### [Work required]
Extract all of the entries and set them down verbatim.

-- START Materials provided --

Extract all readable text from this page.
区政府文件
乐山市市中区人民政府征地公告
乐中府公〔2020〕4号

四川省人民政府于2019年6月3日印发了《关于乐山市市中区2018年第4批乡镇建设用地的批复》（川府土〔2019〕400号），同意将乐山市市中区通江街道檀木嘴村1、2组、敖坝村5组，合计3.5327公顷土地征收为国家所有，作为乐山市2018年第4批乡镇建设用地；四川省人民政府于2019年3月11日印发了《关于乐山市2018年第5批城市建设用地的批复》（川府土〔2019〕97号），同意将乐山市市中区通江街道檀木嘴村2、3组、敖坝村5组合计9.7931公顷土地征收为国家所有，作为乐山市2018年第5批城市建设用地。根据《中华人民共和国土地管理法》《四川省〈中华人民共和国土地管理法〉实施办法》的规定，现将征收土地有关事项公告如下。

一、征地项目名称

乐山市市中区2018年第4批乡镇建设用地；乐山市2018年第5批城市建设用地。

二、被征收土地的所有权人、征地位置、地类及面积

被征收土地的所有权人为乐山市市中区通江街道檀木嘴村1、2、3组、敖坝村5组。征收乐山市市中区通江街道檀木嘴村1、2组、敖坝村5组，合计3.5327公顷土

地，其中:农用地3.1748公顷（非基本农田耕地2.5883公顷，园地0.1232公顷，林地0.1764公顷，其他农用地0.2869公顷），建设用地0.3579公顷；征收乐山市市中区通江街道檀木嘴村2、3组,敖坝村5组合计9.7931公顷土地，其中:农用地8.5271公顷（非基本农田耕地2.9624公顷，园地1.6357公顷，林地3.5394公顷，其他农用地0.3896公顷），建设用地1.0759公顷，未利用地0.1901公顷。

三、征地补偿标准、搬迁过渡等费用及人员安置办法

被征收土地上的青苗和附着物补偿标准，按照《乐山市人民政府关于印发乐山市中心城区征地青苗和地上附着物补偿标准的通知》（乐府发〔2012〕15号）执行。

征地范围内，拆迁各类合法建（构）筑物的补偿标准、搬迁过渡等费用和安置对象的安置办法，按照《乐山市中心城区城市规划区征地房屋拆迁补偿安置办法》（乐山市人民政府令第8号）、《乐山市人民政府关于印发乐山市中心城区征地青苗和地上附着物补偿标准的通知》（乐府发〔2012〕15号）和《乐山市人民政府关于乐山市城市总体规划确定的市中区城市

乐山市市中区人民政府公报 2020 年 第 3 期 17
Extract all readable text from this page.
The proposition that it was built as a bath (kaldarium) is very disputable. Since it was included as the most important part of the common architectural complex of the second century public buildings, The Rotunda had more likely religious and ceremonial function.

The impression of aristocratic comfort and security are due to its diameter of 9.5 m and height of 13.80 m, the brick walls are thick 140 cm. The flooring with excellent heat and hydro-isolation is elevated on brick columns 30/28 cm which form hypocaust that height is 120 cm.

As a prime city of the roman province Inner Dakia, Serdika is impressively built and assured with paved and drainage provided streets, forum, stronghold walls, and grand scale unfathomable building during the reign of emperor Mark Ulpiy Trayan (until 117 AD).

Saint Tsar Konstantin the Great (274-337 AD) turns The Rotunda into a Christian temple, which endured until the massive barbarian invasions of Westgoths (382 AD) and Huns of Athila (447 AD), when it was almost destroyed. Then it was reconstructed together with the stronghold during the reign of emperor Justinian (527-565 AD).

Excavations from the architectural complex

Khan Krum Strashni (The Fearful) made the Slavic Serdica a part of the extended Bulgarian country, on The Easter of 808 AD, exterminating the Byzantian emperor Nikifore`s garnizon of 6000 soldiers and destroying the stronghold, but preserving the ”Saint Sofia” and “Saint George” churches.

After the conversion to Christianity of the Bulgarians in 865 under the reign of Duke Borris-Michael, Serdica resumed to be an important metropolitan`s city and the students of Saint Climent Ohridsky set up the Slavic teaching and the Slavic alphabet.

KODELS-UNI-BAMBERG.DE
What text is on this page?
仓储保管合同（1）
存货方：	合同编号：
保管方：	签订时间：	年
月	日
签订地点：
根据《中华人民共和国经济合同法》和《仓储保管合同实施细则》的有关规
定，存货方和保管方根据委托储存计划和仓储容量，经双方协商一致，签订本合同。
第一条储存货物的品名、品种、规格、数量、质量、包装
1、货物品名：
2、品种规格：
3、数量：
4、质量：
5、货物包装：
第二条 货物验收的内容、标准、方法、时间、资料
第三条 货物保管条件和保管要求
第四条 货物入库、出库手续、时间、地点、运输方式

-- END Materials provided --

### [The response]
Extract all readable text from this page.
区政府文件
乐山市市中区人民政府征地公告
乐中府公〔2020〕4号

四川省人民政府于2019年6月3日印发了《关于乐山市市中区2018年第4批乡镇建设用地的批复》（川府土〔2019〕400号），同意将乐山市市中区通江街道檀木嘴村1、2组、敖坝村5组，合计3.5327公顷土地征收为国家所有，作为乐山市2018年第4批乡镇建设用地；四川省人民政府于2019年3月11日印发了《关于乐山市2018年第5批城市建设用地的批复》（川府土〔2019〕97号），同意将乐山市市中区通江街道檀木嘴村2、3组、敖坝村5组合计9.7931公顷土地征收为国家所有，作为乐山市2018年第5批城市建设用地。根据《中华人民共和国土地管理法》《四川省〈中华人民共和国土地管理法〉实施办法》的规定，现将征收土地有关事项公告如下。

一、征地项目名称

乐山市市中区2018年第4批乡镇建设用地；乐山市2018年第5批城市建设用地。

二、被征收土地的所有权人、征地位置、地类及面积

被征收土地的所有权人为乐山市市中区通江街道檀木嘴村1、2、3组、敖坝村5组。征收乐山市市中区通江街道檀木嘴村1、2组、敖坝村5组，合计3.5327公顷土

地，其中:农用地3.1748公顷（非基本农田耕地2.5883公顷，园地0.1232公顷，林地0.1764公顷，其他农用地0.2869公顷），建设用地0.3579公顷；征收乐山市市中区通江街道檀木嘴村2、3组,敖坝村5组合计9.7931公顷土地，其中:农用地8.5271公顷（非基本农田耕地2.9624公顷，园地1.6357公顷，林地3.5394公顷，其他农用地0.3896公顷），建设用地1.0759公顷，未利用地0.1901公顷。

三、征地补偿标准、搬迁过渡等费用及人员安置办法

被征收土地上的青苗和附着物补偿标准，按照《乐山市人民政府关于印发乐山市中心城区征地青苗和地上附着物补偿标准的通知》（乐府发〔2012〕15号）执行。

征地范围内，拆迁各类合法建（构）筑物的补偿标准、搬迁过渡等费用和安置对象的安置办法，按照《乐山市中心城区城市规划区征地房屋拆迁补偿安置办法》（乐山市人民政府令第8号）、《乐山市人民政府关于印发乐山市中心城区征地青苗和地上附着物补偿标准的通知》（乐府发〔2012〕15号）和《乐山市人民政府关于乐山市城市总体规划确定的市中区城市

乐山市市中区人民政府公报 2020 年 第 3 期 17
Extract all readable text from this page.
The proposition that it was built as a bath (kaldarium) is very disputable. Since it was included as the most important part of the common architectural complex of the second century public buildings, The Rotunda had more likely religious and ceremonial function.

The impression of aristocratic comfort and security are due to its diameter of 9.5 m and height of 13.80 m, the brick walls are thick 140 cm. The flooring with excellent heat and hydro-isolation is elevated on brick columns 30/28 cm which form hypocaust that height is 120 cm.

As a prime city of the roman province Inner Dakia, Serdika is impressively built and assured with paved and drainage provided streets, forum, stronghold walls, and grand scale unfathomable building during the reign of emperor Mark Ulpiy Trayan (until 117 AD).

Saint Tsar Konstantin the Great (274-337 AD) turns The Rotunda into a Christian temple, which endured until the massive barbarian invasions of Westgoths (382 AD) and Huns of Athila (447 AD), when it was almost destroyed. Then it was reconstructed together with the stronghold during the reign of emperor Justinian (527-565 AD).

Excavations from the architectural complex

Khan Krum Strashni (The Fearful) made the Slavic Serdica a part of the extended Bulgarian country, on The Easter of 808 AD, exterminating the Byzantian emperor Nikifore`s garnizon of 6000 soldiers and destroying the stronghold, but preserving the ”Saint Sofia” and “Saint George” churches.

After the conversion to Christianity of the Bulgarians in 865 under the reign of Duke Borris-Michael, Serdica resumed to be an important metropolitan`s city and the students of Saint Climent Ohridsky set up the Slavic teaching and the Slavic alphabet.

KODELS-UNI-BAMBERG.DE
What text is on this page?
仓储保管合同（1）
存货方：	合同编号：
保管方：	签订时间：	年
月	日
签订地点：
根据《中华人民共和国经济合同法》和《仓储保管合同实施细则》的有关规
定，存货方和保管方根据委托储存计划和仓储容量，经双方协商一致，签订本合同。
第一条储存货物的品名、品种、规格、数量、质量、包装
1、货物品名：
2、品种规格：
3、数量：
4、质量：
5、货物包装：
第二条 货物验收的内容、标准、方法、时间、资料
第三条 货物保管条件和保管要求
第四条 货物入库、出库手续、时间、地点、运输方式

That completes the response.